▶ **Your instructions**
Transcribe everything in the data word for word. Pictures are left out.

▶ **Dataset rows**
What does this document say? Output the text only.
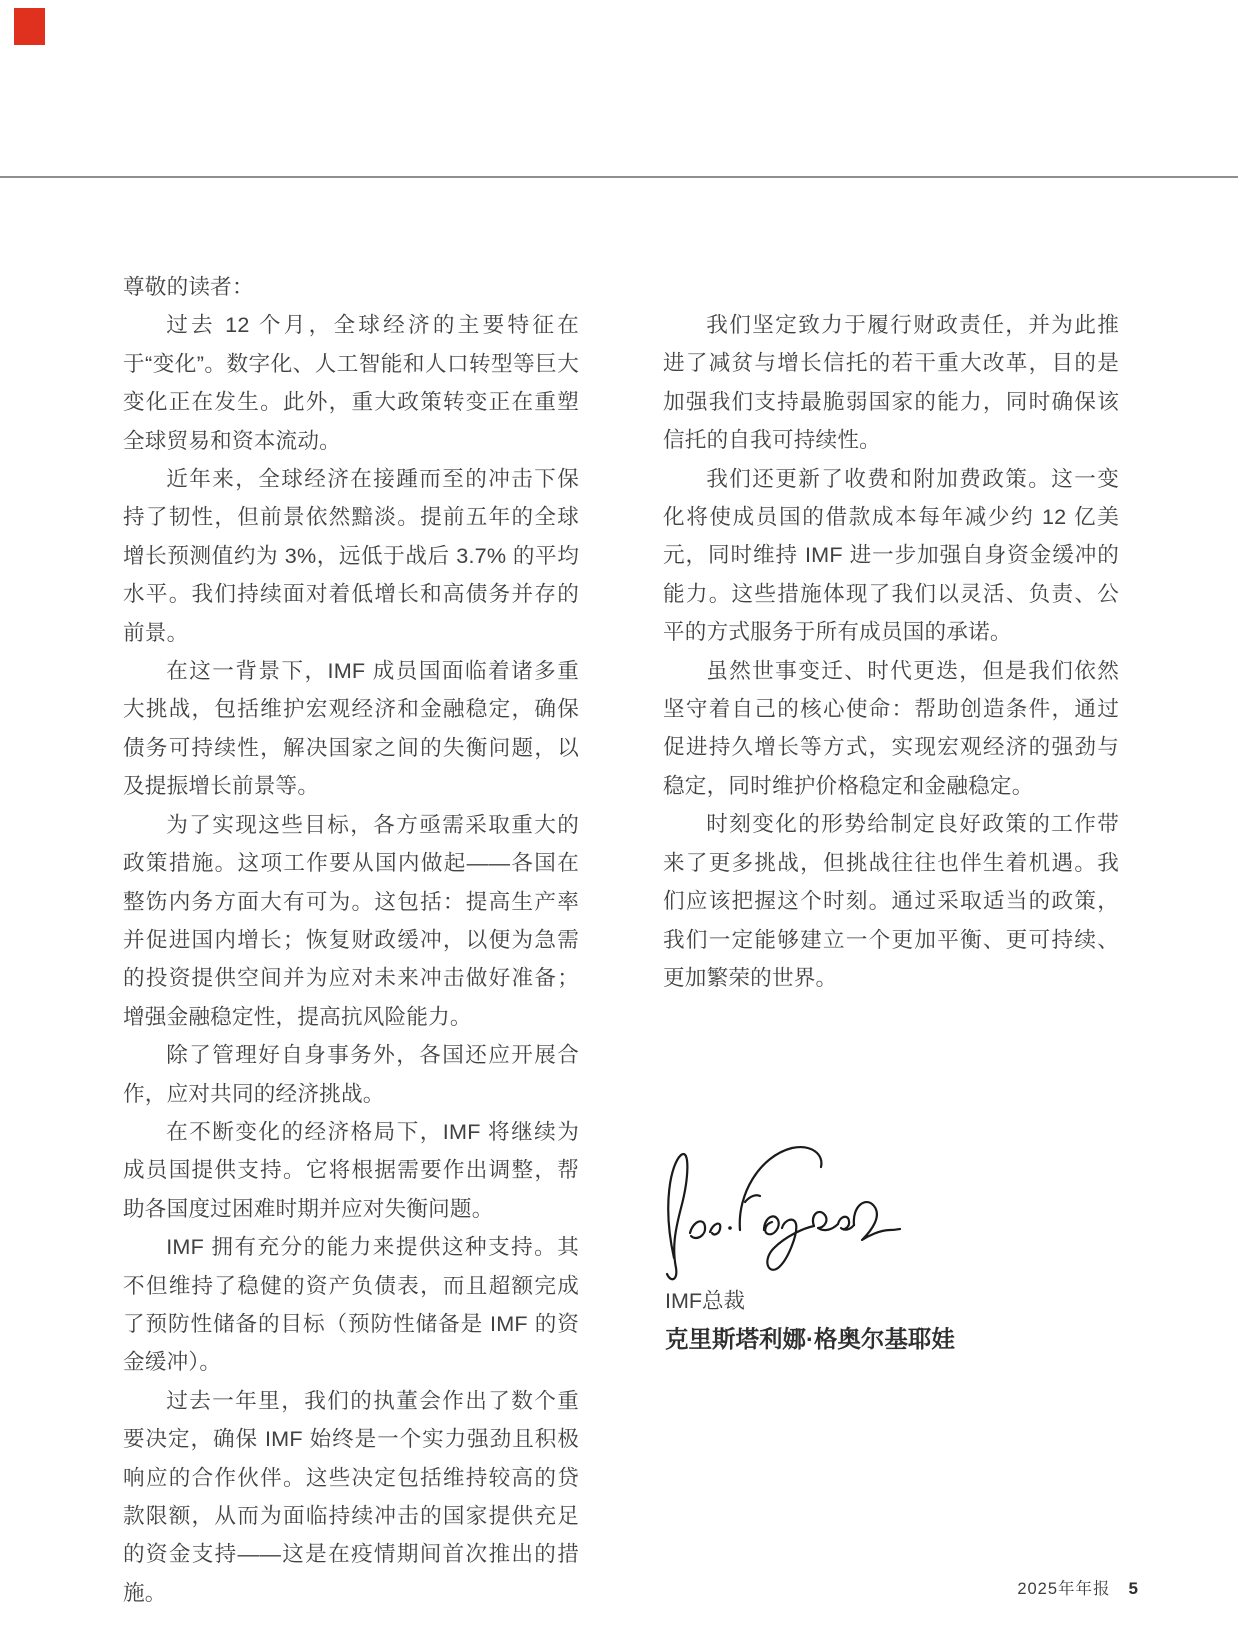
尊敬的读者：

过去 12 个月，全球经济的主要特征在于“变化”。数字化、人工智能和人口转型等巨大变化正在发生。此外，重大政策转变正在重塑全球贸易和资本流动。

近年来，全球经济在接踵而至的冲击下保持了韧性，但前景依然黯淡。提前五年的全球增长预测值约为 3%，远低于战后 3.7% 的平均水平。我们持续面对着低增长和高债务并存的前景。

在这一背景下，IMF 成员国面临着诸多重大挑战，包括维护宏观经济和金融稳定，确保债务可持续性，解决国家之间的失衡问题，以及提振增长前景等。

为了实现这些目标，各方亟需采取重大的政策措施。这项工作要从国内做起——各国在整饬内务方面大有可为。这包括：提高生产率并促进国内增长；恢复财政缓冲，以便为急需的投资提供空间并为应对未来冲击做好准备；增强金融稳定性，提高抗风险能力。

除了管理好自身事务外，各国还应开展合作，应对共同的经济挑战。

在不断变化的经济格局下，IMF 将继续为成员国提供支持。它将根据需要作出调整，帮助各国度过困难时期并应对失衡问题。

IMF 拥有充分的能力来提供这种支持。其不但维持了稳健的资产负债表，而且超额完成了预防性储备的目标（预防性储备是 IMF 的资金缓冲）。

过去一年里，我们的执董会作出了数个重要决定，确保 IMF 始终是一个实力强劲且积极响应的合作伙伴。这些决定包括维持较高的贷款限额，从而为面临持续冲击的国家提供充足的资金支持——这是在疫情期间首次推出的措施。

我们坚定致力于履行财政责任，并为此推进了减贫与增长信托的若干重大改革，目的是加强我们支持最脆弱国家的能力，同时确保该信托的自我可持续性。

我们还更新了收费和附加费政策。这一变化将使成员国的借款成本每年减少约 12 亿美元，同时维持 IMF 进一步加强自身资金缓冲的能力。这些措施体现了我们以灵活、负责、公平的方式服务于所有成员国的承诺。

虽然世事变迁、时代更迭，但是我们依然坚守着自己的核心使命：帮助创造条件，通过促进持久增长等方式，实现宏观经济的强劲与稳定，同时维护价格稳定和金融稳定。

时刻变化的形势给制定良好政策的工作带来了更多挑战，但挑战往往也伴生着机遇。我们应该把握这个时刻。通过采取适当的政策，我们一定能够建立一个更加平衡、更可持续、更加繁荣的世界。

IMF总裁
克里斯塔利娜·格奥尔基耶娃
2025年年报 5
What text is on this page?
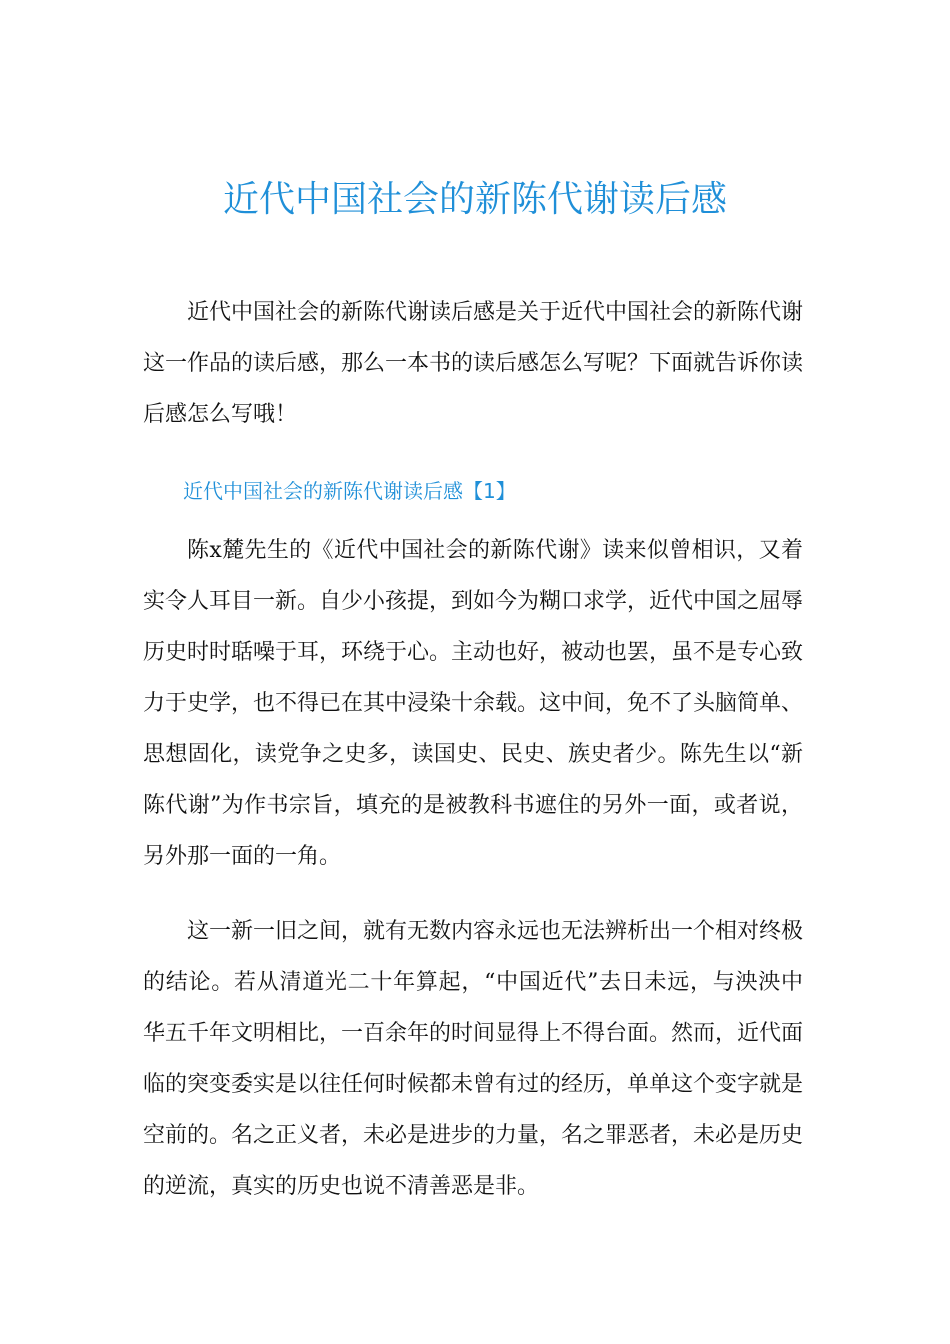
近代中国社会的新陈代谢读后感

近代中国社会的新陈代谢读后感是关于近代中国社会的新陈代谢这一作品的读后感，那么一本书的读后感怎么写呢？下面就告诉你读后感怎么写哦！

近代中国社会的新陈代谢读后感【1】

陈x麓先生的《近代中国社会的新陈代谢》读来似曾相识，又着实令人耳目一新。自少小孩提，到如今为糊口求学，近代中国之屈辱历史时时聒噪于耳，环绕于心。主动也好，被动也罢，虽不是专心致力于史学，也不得已在其中浸染十余载。这中间，免不了头脑简单、思想固化，读党争之史多，读国史、民史、族史者少。陈先生以“新陈代谢”为作书宗旨，填充的是被教科书遮住的另外一面，或者说，另外那一面的一角。

这一新一旧之间，就有无数内容永远也无法辨析出一个相对终极的结论。若从清道光二十年算起，“中国近代”去日未远，与泱泱中华五千年文明相比，一百余年的时间显得上不得台面。然而，近代面临的突变委实是以往任何时候都未曾有过的经历，单单这个变字就是空前的。名之正义者，未必是进步的力量，名之罪恶者，未必是历史的逆流，真实的历史也说不清善恶是非。
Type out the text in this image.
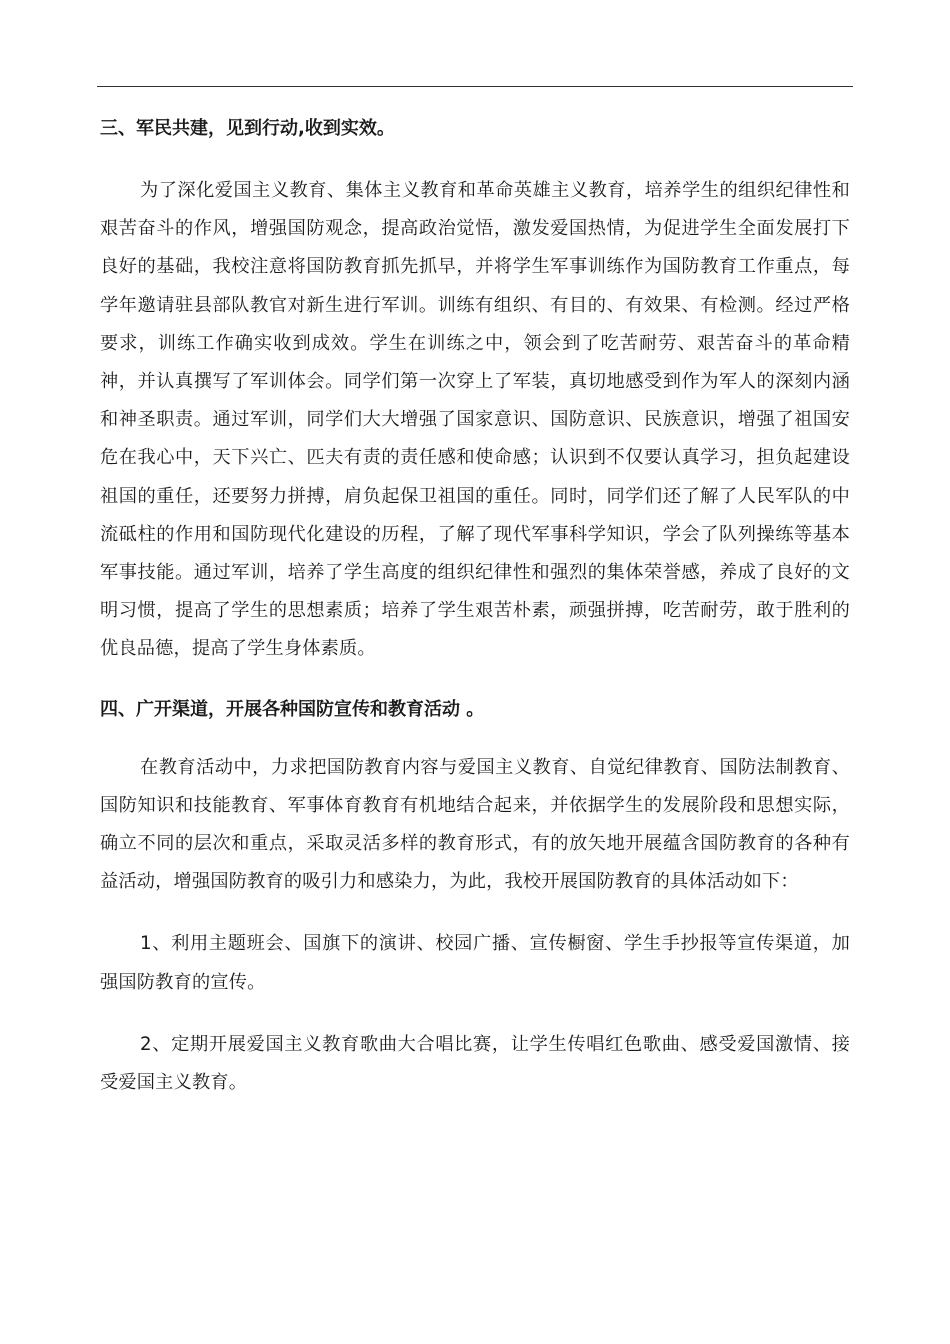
三、军民共建，见到行动,收到实效。

为了深化爱国主义教育、集体主义教育和革命英雄主义教育，培养学生的组织纪律性和艰苦奋斗的作风，增强国防观念，提高政治觉悟，激发爱国热情，为促进学生全面发展打下良好的基础，我校注意将国防教育抓先抓早，并将学生军事训练作为国防教育工作重点，每学年邀请驻县部队教官对新生进行军训。训练有组织、有目的、有效果、有检测。经过严格要求，训练工作确实收到成效。学生在训练之中，领会到了吃苦耐劳、艰苦奋斗的革命精神，并认真撰写了军训体会。同学们第一次穿上了军装，真切地感受到作为军人的深刻内涵和神圣职责。通过军训，同学们大大增强了国家意识、国防意识、民族意识，增强了祖国安危在我心中，天下兴亡、匹夫有责的责任感和使命感；认识到不仅要认真学习，担负起建设祖国的重任，还要努力拼搏，肩负起保卫祖国的重任。同时，同学们还了解了人民军队的中流砥柱的作用和国防现代化建设的历程，了解了现代军事科学知识，学会了队列操练等基本军事技能。通过军训，培养了学生高度的组织纪律性和强烈的集体荣誉感，养成了良好的文明习惯，提高了学生的思想素质；培养了学生艰苦朴素，顽强拼搏，吃苦耐劳，敢于胜利的优良品德，提高了学生身体素质。

四、广开渠道，开展各种国防宣传和教育活动 。

在教育活动中，力求把国防教育内容与爱国主义教育、自觉纪律教育、国防法制教育、国防知识和技能教育、军事体育教育有机地结合起来，并依据学生的发展阶段和思想实际，确立不同的层次和重点，采取灵活多样的教育形式，有的放矢地开展蕴含国防教育的各种有益活动，增强国防教育的吸引力和感染力，为此，我校开展国防教育的具体活动如下：

1、利用主题班会、国旗下的演讲、校园广播、宣传橱窗、学生手抄报等宣传渠道，加强国防教育的宣传。

2、定期开展爱国主义教育歌曲大合唱比赛，让学生传唱红色歌曲、感受爱国激情、接受爱国主义教育。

▶ **Response below**
What does this document say? Output the text only.
尊敬的读者：

过去 12 个月，全球经济的主要特征在于“变化”。数字化、人工智能和人口转型等巨大变化正在发生。此外，重大政策转变正在重塑全球贸易和资本流动。

近年来，全球经济在接踵而至的冲击下保持了韧性，但前景依然黯淡。提前五年的全球增长预测值约为 3%，远低于战后 3.7% 的平均水平。我们持续面对着低增长和高债务并存的前景。

在这一背景下，IMF 成员国面临着诸多重大挑战，包括维护宏观经济和金融稳定，确保债务可持续性，解决国家之间的失衡问题，以及提振增长前景等。

为了实现这些目标，各方亟需采取重大的政策措施。这项工作要从国内做起——各国在整饬内务方面大有可为。这包括：提高生产率并促进国内增长；恢复财政缓冲，以便为急需的投资提供空间并为应对未来冲击做好准备；增强金融稳定性，提高抗风险能力。

除了管理好自身事务外，各国还应开展合作，应对共同的经济挑战。

在不断变化的经济格局下，IMF 将继续为成员国提供支持。它将根据需要作出调整，帮助各国度过困难时期并应对失衡问题。

IMF 拥有充分的能力来提供这种支持。其不但维持了稳健的资产负债表，而且超额完成了预防性储备的目标（预防性储备是 IMF 的资金缓冲）。

过去一年里，我们的执董会作出了数个重要决定，确保 IMF 始终是一个实力强劲且积极响应的合作伙伴。这些决定包括维持较高的贷款限额，从而为面临持续冲击的国家提供充足的资金支持——这是在疫情期间首次推出的措施。

我们坚定致力于履行财政责任，并为此推进了减贫与增长信托的若干重大改革，目的是加强我们支持最脆弱国家的能力，同时确保该信托的自我可持续性。

我们还更新了收费和附加费政策。这一变化将使成员国的借款成本每年减少约 12 亿美元，同时维持 IMF 进一步加强自身资金缓冲的能力。这些措施体现了我们以灵活、负责、公平的方式服务于所有成员国的承诺。

虽然世事变迁、时代更迭，但是我们依然坚守着自己的核心使命：帮助创造条件，通过促进持久增长等方式，实现宏观经济的强劲与稳定，同时维护价格稳定和金融稳定。

时刻变化的形势给制定良好政策的工作带来了更多挑战，但挑战往往也伴生着机遇。我们应该把握这个时刻。通过采取适当的政策，我们一定能够建立一个更加平衡、更可持续、更加繁荣的世界。

IMF总裁
克里斯塔利娜·格奥尔基耶娃
2025年年报 5
What text is on this page?
近代中国社会的新陈代谢读后感

近代中国社会的新陈代谢读后感是关于近代中国社会的新陈代谢这一作品的读后感，那么一本书的读后感怎么写呢？下面就告诉你读后感怎么写哦！

近代中国社会的新陈代谢读后感【1】

陈x麓先生的《近代中国社会的新陈代谢》读来似曾相识，又着实令人耳目一新。自少小孩提，到如今为糊口求学，近代中国之屈辱历史时时聒噪于耳，环绕于心。主动也好，被动也罢，虽不是专心致力于史学，也不得已在其中浸染十余载。这中间，免不了头脑简单、思想固化，读党争之史多，读国史、民史、族史者少。陈先生以“新陈代谢”为作书宗旨，填充的是被教科书遮住的另外一面，或者说，另外那一面的一角。

这一新一旧之间，就有无数内容永远也无法辨析出一个相对终极的结论。若从清道光二十年算起，“中国近代”去日未远，与泱泱中华五千年文明相比，一百余年的时间显得上不得台面。然而，近代面临的突变委实是以往任何时候都未曾有过的经历，单单这个变字就是空前的。名之正义者，未必是进步的力量，名之罪恶者，未必是历史的逆流，真实的历史也说不清善恶是非。
Type out the text in this image.
三、军民共建，见到行动,收到实效。

为了深化爱国主义教育、集体主义教育和革命英雄主义教育，培养学生的组织纪律性和艰苦奋斗的作风，增强国防观念，提高政治觉悟，激发爱国热情，为促进学生全面发展打下良好的基础，我校注意将国防教育抓先抓早，并将学生军事训练作为国防教育工作重点，每学年邀请驻县部队教官对新生进行军训。训练有组织、有目的、有效果、有检测。经过严格要求，训练工作确实收到成效。学生在训练之中，领会到了吃苦耐劳、艰苦奋斗的革命精神，并认真撰写了军训体会。同学们第一次穿上了军装，真切地感受到作为军人的深刻内涵和神圣职责。通过军训，同学们大大增强了国家意识、国防意识、民族意识，增强了祖国安危在我心中，天下兴亡、匹夫有责的责任感和使命感；认识到不仅要认真学习，担负起建设祖国的重任，还要努力拼搏，肩负起保卫祖国的重任。同时，同学们还了解了人民军队的中流砥柱的作用和国防现代化建设的历程，了解了现代军事科学知识，学会了队列操练等基本军事技能。通过军训，培养了学生高度的组织纪律性和强烈的集体荣誉感，养成了良好的文明习惯，提高了学生的思想素质；培养了学生艰苦朴素，顽强拼搏，吃苦耐劳，敢于胜利的优良品德，提高了学生身体素质。

四、广开渠道，开展各种国防宣传和教育活动 。

在教育活动中，力求把国防教育内容与爱国主义教育、自觉纪律教育、国防法制教育、国防知识和技能教育、军事体育教育有机地结合起来，并依据学生的发展阶段和思想实际，确立不同的层次和重点，采取灵活多样的教育形式，有的放矢地开展蕴含国防教育的各种有益活动，增强国防教育的吸引力和感染力，为此，我校开展国防教育的具体活动如下：

1、利用主题班会、国旗下的演讲、校园广播、宣传橱窗、学生手抄报等宣传渠道，加强国防教育的宣传。

2、定期开展爱国主义教育歌曲大合唱比赛，让学生传唱红色歌曲、感受爱国激情、接受爱国主义教育。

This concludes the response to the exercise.